Revise the entries below by changing every "highlight-circle" to "highlight-ellipse" and keeping everything else the same. Do not include the pictures in your answer.

= = = =

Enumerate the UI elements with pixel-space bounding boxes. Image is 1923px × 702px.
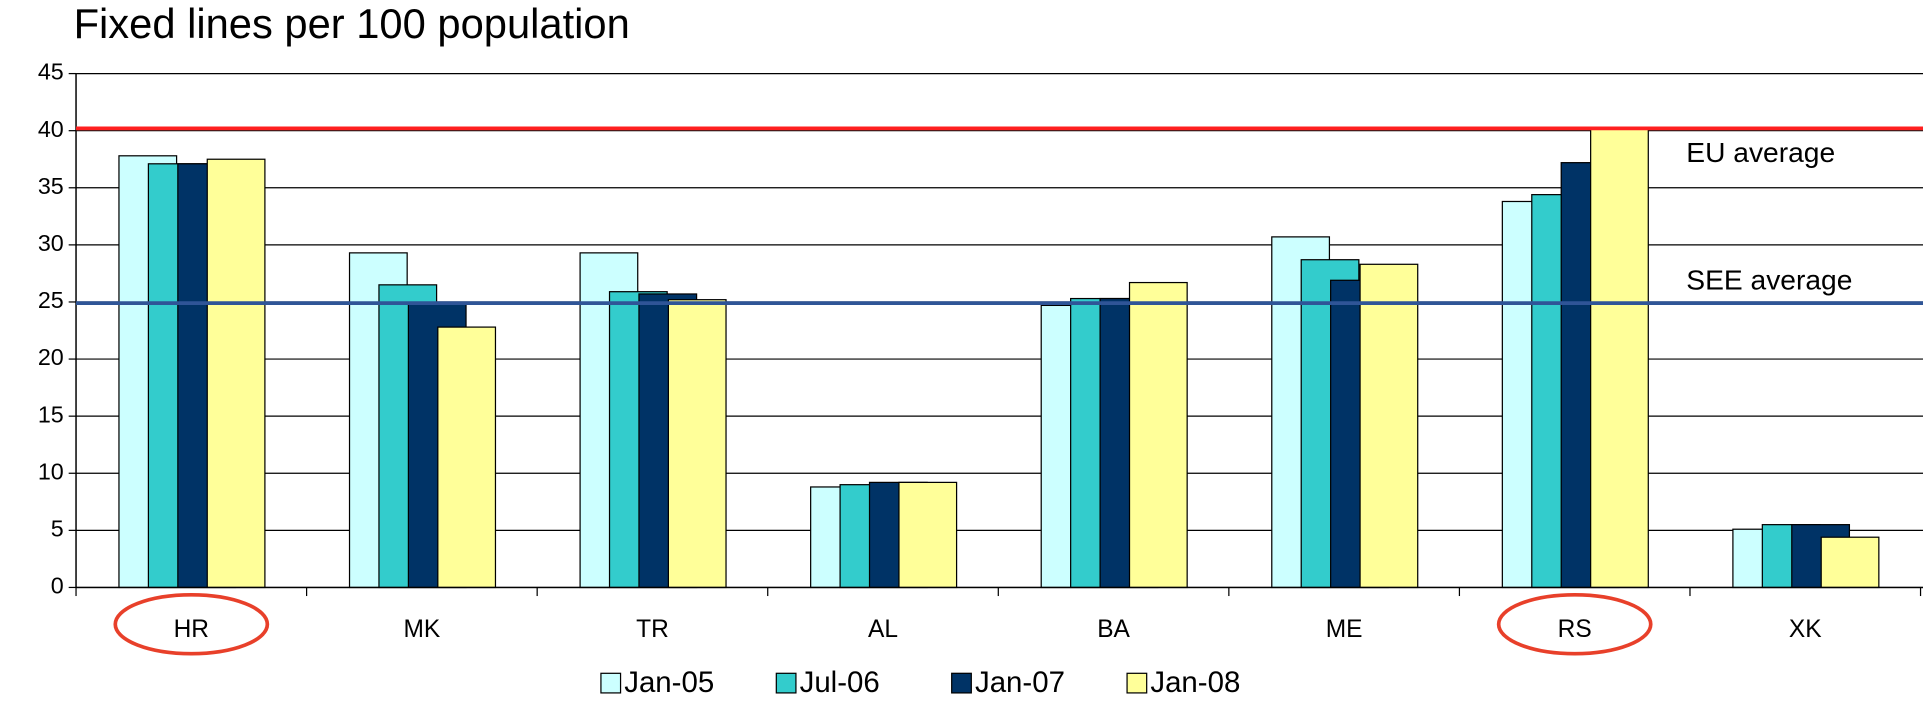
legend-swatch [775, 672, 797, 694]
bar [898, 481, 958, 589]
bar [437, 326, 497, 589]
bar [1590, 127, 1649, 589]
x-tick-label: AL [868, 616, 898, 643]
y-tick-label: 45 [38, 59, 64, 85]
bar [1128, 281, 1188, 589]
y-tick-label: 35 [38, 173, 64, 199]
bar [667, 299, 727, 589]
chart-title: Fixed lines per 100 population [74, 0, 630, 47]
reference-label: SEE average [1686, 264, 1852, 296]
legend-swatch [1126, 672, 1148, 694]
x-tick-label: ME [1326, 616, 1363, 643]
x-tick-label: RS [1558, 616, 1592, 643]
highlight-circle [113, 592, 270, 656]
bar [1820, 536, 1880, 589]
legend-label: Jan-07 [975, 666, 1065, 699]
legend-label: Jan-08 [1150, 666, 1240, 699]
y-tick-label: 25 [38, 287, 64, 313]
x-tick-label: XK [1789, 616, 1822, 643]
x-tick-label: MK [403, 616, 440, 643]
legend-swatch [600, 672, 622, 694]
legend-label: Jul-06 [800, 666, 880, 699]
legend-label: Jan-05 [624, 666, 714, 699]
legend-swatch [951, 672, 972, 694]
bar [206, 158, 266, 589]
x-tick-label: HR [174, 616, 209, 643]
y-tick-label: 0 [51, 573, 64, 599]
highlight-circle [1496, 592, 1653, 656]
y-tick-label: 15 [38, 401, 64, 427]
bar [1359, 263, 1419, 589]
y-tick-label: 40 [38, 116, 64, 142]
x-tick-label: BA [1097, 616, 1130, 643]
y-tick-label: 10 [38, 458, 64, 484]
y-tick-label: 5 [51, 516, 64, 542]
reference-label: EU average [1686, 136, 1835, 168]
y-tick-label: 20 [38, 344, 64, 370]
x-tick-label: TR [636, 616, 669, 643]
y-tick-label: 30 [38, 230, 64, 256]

= = = =

REPLY TO THE TASK
Enumerate the UI elements with pixel-space bounding boxes. Image is 1923px × 702px.
legend-swatch [775, 672, 797, 694]
bar [898, 481, 958, 589]
bar [437, 326, 497, 589]
bar [1590, 127, 1649, 589]
x-tick-label: AL [868, 616, 898, 643]
y-tick-label: 45 [38, 59, 64, 85]
bar [1128, 281, 1188, 589]
y-tick-label: 35 [38, 173, 64, 199]
bar [667, 299, 727, 589]
chart-title: Fixed lines per 100 population [74, 0, 630, 47]
reference-label: SEE average [1686, 264, 1852, 296]
legend-swatch [1126, 672, 1148, 694]
x-tick-label: ME [1326, 616, 1363, 643]
x-tick-label: RS [1558, 616, 1592, 643]
highlight-ellipse [113, 592, 270, 656]
bar [1820, 536, 1880, 589]
legend-label: Jan-07 [975, 666, 1065, 699]
legend-label: Jan-08 [1150, 666, 1240, 699]
y-tick-label: 25 [38, 287, 64, 313]
x-tick-label: XK [1789, 616, 1822, 643]
x-tick-label: MK [403, 616, 440, 643]
legend-swatch [600, 672, 622, 694]
legend-label: Jul-06 [800, 666, 880, 699]
legend-label: Jan-05 [624, 666, 714, 699]
legend-swatch [951, 672, 972, 694]
bar [206, 158, 266, 589]
x-tick-label: HR [174, 616, 209, 643]
y-tick-label: 0 [51, 573, 64, 599]
highlight-ellipse [1496, 592, 1653, 656]
y-tick-label: 15 [38, 401, 64, 427]
bar [1359, 263, 1419, 589]
y-tick-label: 40 [38, 116, 64, 142]
x-tick-label: BA [1097, 616, 1130, 643]
y-tick-label: 10 [38, 458, 64, 484]
y-tick-label: 5 [51, 516, 64, 542]
reference-label: EU average [1686, 136, 1835, 168]
y-tick-label: 20 [38, 344, 64, 370]
x-tick-label: TR [636, 616, 669, 643]
y-tick-label: 30 [38, 230, 64, 256]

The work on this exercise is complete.